TASK TO COMPLETE: Where a line holds the word "Superior", copy that line.

SOURCE DATA:
◆ ◆ ◆ ◆ ◆ ◆ ◆
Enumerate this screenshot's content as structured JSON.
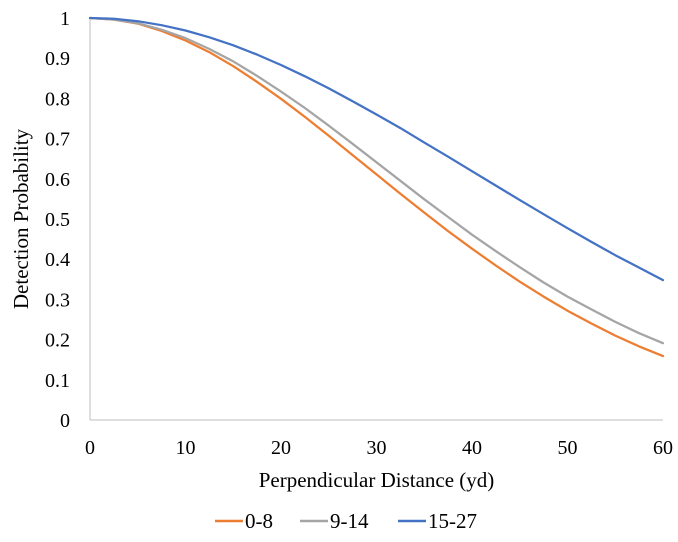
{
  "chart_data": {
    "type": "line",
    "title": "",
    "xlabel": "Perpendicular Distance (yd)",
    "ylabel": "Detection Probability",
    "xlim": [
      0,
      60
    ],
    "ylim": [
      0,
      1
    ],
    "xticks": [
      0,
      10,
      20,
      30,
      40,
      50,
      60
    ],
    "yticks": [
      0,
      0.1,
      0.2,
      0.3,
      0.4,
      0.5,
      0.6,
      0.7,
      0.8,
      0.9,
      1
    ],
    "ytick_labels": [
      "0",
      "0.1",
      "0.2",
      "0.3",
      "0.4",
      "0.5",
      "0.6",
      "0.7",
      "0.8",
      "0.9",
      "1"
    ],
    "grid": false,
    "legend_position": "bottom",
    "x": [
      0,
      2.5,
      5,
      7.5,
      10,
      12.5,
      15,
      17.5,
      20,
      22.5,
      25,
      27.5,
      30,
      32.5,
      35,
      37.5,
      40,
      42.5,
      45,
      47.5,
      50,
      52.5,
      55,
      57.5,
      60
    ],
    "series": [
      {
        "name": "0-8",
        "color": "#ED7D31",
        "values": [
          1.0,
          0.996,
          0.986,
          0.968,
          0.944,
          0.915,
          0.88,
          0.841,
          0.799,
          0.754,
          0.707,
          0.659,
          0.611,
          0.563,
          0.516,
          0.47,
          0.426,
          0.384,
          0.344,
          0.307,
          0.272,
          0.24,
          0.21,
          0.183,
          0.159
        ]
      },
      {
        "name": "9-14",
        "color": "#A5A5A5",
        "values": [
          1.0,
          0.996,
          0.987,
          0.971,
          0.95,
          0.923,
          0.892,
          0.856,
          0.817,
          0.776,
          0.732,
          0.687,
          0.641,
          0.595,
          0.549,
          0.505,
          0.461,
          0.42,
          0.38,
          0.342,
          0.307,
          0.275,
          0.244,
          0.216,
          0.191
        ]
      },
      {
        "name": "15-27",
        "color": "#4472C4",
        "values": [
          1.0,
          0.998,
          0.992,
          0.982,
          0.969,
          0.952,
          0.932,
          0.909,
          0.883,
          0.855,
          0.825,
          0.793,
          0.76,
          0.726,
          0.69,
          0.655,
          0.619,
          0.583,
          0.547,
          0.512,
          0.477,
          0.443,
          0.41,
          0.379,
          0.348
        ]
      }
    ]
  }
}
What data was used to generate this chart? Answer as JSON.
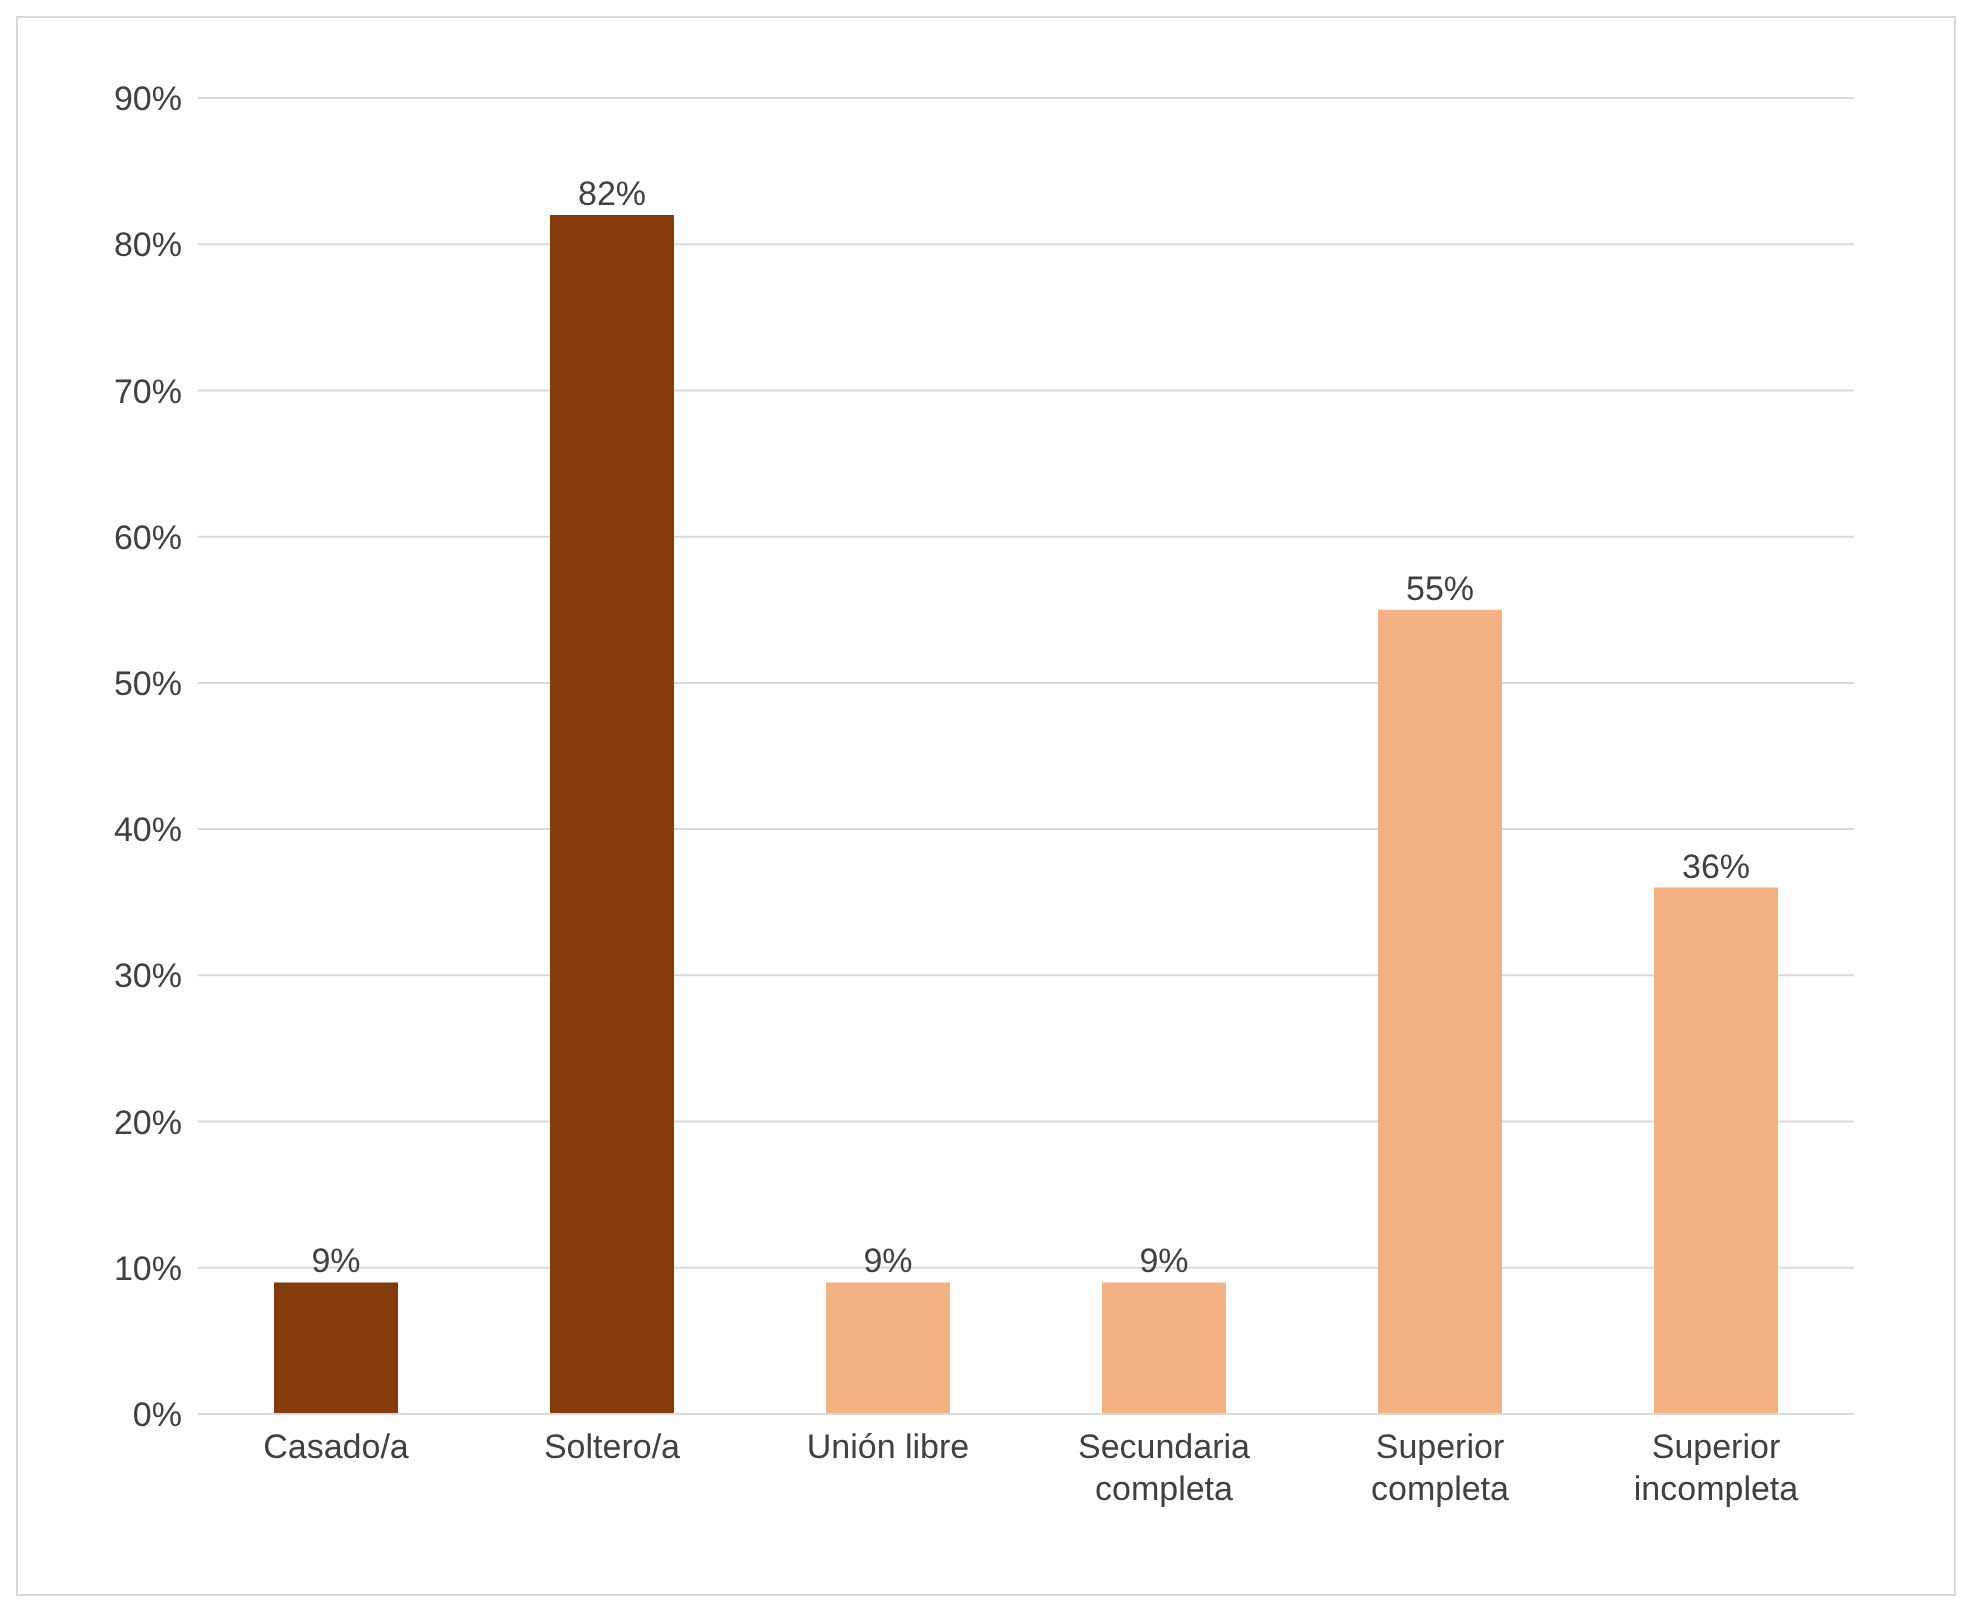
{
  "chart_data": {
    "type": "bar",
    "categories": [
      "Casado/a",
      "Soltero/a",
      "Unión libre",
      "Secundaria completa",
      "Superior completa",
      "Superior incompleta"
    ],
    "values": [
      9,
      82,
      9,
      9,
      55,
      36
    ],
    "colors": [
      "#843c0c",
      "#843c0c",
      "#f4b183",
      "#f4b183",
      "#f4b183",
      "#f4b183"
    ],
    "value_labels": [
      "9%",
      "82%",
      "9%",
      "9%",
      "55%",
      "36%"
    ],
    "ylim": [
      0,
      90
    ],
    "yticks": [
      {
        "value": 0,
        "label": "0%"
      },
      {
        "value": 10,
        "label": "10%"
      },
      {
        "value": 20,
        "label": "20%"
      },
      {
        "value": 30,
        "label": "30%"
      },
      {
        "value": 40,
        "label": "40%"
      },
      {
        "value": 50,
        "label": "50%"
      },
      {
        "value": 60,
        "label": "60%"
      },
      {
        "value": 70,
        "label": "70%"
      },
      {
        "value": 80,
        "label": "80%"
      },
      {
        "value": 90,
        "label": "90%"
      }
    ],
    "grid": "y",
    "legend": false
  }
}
◆ ◆ ◆ ◆ ◆ ◆ ◆
FINISHED ANSWER:
      "Superior completa",
      "Superior incompleta"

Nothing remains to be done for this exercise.